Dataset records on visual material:
>> Begin

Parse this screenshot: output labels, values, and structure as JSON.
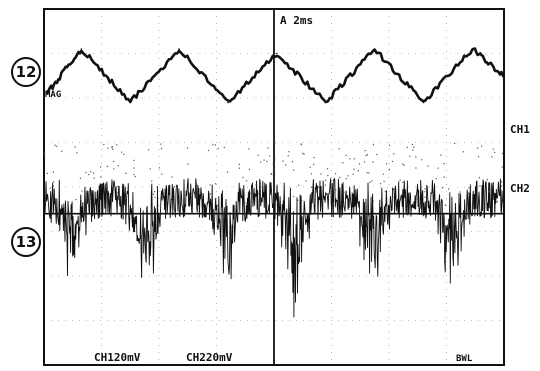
{
  "chart_data": {
    "type": "line",
    "title": "",
    "xlabel": "",
    "ylabel": "",
    "grid": true,
    "grid_divisions": {
      "x": 8,
      "y": 8
    },
    "timebase": "2ms",
    "trigger_source": "A",
    "x_unit": "ms",
    "xlim": [
      0,
      16
    ],
    "series": [
      {
        "name": "CH1",
        "scale": "20mV",
        "shape": "triangle-like periodic wave",
        "x": [
          0.1,
          1.3,
          3.0,
          4.7,
          6.4,
          8.1,
          9.8,
          11.5,
          13.2,
          14.9,
          16.0
        ],
        "y": [
          2.1,
          3.1,
          1.9,
          3.1,
          1.9,
          3.0,
          1.9,
          3.1,
          1.9,
          3.1,
          2.5
        ]
      },
      {
        "name": "CH2",
        "scale": "20mV",
        "shape": "noisy wave with periodic negative spikes",
        "baseline_div": -0.6,
        "spike_x": [
          1.0,
          3.5,
          6.3,
          8.7,
          11.4,
          14.2
        ],
        "spike_y": [
          -2.0,
          -2.4,
          -2.2,
          -2.4,
          -2.2,
          -2.1
        ]
      }
    ]
  },
  "labels": {
    "timebase_label": "A   2ms",
    "ch1_scale": "CH120mV",
    "ch2_scale": "CH220mV",
    "ch1_marker": "CH1",
    "ch2_marker": "CH2",
    "bw_mark": "BWL",
    "trig_mark": "MAG",
    "callout_12": "12",
    "callout_13": "13"
  }
}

>> End

What this task involves — Repeat verbatim all the material, but not the pictures.

Exercise answer —
Parse this screenshot: output labels, values, and structure as JSON.
{
  "chart_data": {
    "type": "line",
    "title": "",
    "xlabel": "",
    "ylabel": "",
    "grid": true,
    "grid_divisions": {
      "x": 8,
      "y": 8
    },
    "timebase": "2ms",
    "trigger_source": "A",
    "x_unit": "ms",
    "xlim": [
      0,
      16
    ],
    "series": [
      {
        "name": "CH1",
        "scale": "20mV",
        "shape": "triangle-like periodic wave",
        "x": [
          0.1,
          1.3,
          3.0,
          4.7,
          6.4,
          8.1,
          9.8,
          11.5,
          13.2,
          14.9,
          16.0
        ],
        "y": [
          2.1,
          3.1,
          1.9,
          3.1,
          1.9,
          3.0,
          1.9,
          3.1,
          1.9,
          3.1,
          2.5
        ]
      },
      {
        "name": "CH2",
        "scale": "20mV",
        "shape": "noisy wave with periodic negative spikes",
        "baseline_div": -0.6,
        "spike_x": [
          1.0,
          3.5,
          6.3,
          8.7,
          11.4,
          14.2
        ],
        "spike_y": [
          -2.0,
          -2.4,
          -2.2,
          -2.4,
          -2.2,
          -2.1
        ]
      }
    ]
  },
  "labels": {
    "timebase_label": "A   2ms",
    "ch1_scale": "CH120mV",
    "ch2_scale": "CH220mV",
    "ch1_marker": "CH1",
    "ch2_marker": "CH2",
    "bw_mark": "BWL",
    "trig_mark": "MAG",
    "callout_12": "12",
    "callout_13": "13"
  }
}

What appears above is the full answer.